**What you are asked to do**
Reproduce all of the data word for word.

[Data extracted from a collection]
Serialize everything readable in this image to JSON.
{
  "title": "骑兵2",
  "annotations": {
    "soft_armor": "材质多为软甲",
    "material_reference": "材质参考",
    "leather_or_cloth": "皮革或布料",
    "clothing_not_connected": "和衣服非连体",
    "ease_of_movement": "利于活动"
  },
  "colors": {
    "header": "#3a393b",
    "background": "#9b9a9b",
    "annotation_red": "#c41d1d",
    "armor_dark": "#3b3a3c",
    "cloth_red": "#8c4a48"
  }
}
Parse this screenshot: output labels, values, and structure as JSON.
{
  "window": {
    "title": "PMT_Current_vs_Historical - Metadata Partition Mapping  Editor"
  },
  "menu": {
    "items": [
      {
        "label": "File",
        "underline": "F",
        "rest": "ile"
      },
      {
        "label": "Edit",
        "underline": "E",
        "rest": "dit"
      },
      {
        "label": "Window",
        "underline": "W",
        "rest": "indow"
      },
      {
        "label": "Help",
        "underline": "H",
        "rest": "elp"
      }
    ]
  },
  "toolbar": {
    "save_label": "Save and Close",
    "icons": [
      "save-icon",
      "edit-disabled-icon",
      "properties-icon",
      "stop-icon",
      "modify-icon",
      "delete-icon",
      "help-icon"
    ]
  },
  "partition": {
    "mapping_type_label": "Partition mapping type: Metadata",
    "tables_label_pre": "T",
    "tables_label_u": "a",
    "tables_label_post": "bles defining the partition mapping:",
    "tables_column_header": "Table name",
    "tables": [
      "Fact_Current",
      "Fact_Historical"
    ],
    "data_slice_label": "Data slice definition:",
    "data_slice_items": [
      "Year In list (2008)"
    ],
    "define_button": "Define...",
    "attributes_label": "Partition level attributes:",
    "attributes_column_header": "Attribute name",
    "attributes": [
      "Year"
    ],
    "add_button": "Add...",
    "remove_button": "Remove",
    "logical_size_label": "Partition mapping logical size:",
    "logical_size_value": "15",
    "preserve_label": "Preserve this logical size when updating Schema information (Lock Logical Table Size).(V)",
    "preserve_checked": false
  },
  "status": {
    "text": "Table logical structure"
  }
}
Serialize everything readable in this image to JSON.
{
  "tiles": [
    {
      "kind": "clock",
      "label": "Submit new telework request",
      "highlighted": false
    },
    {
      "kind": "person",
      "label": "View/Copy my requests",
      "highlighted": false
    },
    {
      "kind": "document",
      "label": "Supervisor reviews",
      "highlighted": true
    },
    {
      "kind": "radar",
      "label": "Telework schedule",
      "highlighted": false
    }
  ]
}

**Task result**
Serialize everything readable in this image to JSON.
{
  "title": "骑兵2",
  "annotations": {
    "soft_armor": "材质多为软甲",
    "material_reference": "材质参考",
    "leather_or_cloth": "皮革或布料",
    "clothing_not_connected": "和衣服非连体",
    "ease_of_movement": "利于活动"
  },
  "colors": {
    "header": "#3a393b",
    "background": "#9b9a9b",
    "annotation_red": "#c41d1d",
    "armor_dark": "#3b3a3c",
    "cloth_red": "#8c4a48"
  }
}
Parse this screenshot: output labels, values, and structure as JSON.
{
  "window": {
    "title": "PMT_Current_vs_Historical - Metadata Partition Mapping  Editor"
  },
  "menu": {
    "items": [
      {
        "label": "File",
        "underline": "F",
        "rest": "ile"
      },
      {
        "label": "Edit",
        "underline": "E",
        "rest": "dit"
      },
      {
        "label": "Window",
        "underline": "W",
        "rest": "indow"
      },
      {
        "label": "Help",
        "underline": "H",
        "rest": "elp"
      }
    ]
  },
  "toolbar": {
    "save_label": "Save and Close",
    "icons": [
      "save-icon",
      "edit-disabled-icon",
      "properties-icon",
      "stop-icon",
      "modify-icon",
      "delete-icon",
      "help-icon"
    ]
  },
  "partition": {
    "mapping_type_label": "Partition mapping type: Metadata",
    "tables_label_pre": "T",
    "tables_label_u": "a",
    "tables_label_post": "bles defining the partition mapping:",
    "tables_column_header": "Table name",
    "tables": [
      "Fact_Current",
      "Fact_Historical"
    ],
    "data_slice_label": "Data slice definition:",
    "data_slice_items": [
      "Year In list (2008)"
    ],
    "define_button": "Define...",
    "attributes_label": "Partition level attributes:",
    "attributes_column_header": "Attribute name",
    "attributes": [
      "Year"
    ],
    "add_button": "Add...",
    "remove_button": "Remove",
    "logical_size_label": "Partition mapping logical size:",
    "logical_size_value": "15",
    "preserve_label": "Preserve this logical size when updating Schema information (Lock Logical Table Size).(V)",
    "preserve_checked": false
  },
  "status": {
    "text": "Table logical structure"
  }
}
Serialize everything readable in this image to JSON.
{
  "tiles": [
    {
      "kind": "clock",
      "label": "Submit new telework request",
      "highlighted": false
    },
    {
      "kind": "person",
      "label": "View/Copy my requests",
      "highlighted": false
    },
    {
      "kind": "document",
      "label": "Supervisor reviews",
      "highlighted": true
    },
    {
      "kind": "radar",
      "label": "Telework schedule",
      "highlighted": false
    }
  ]
}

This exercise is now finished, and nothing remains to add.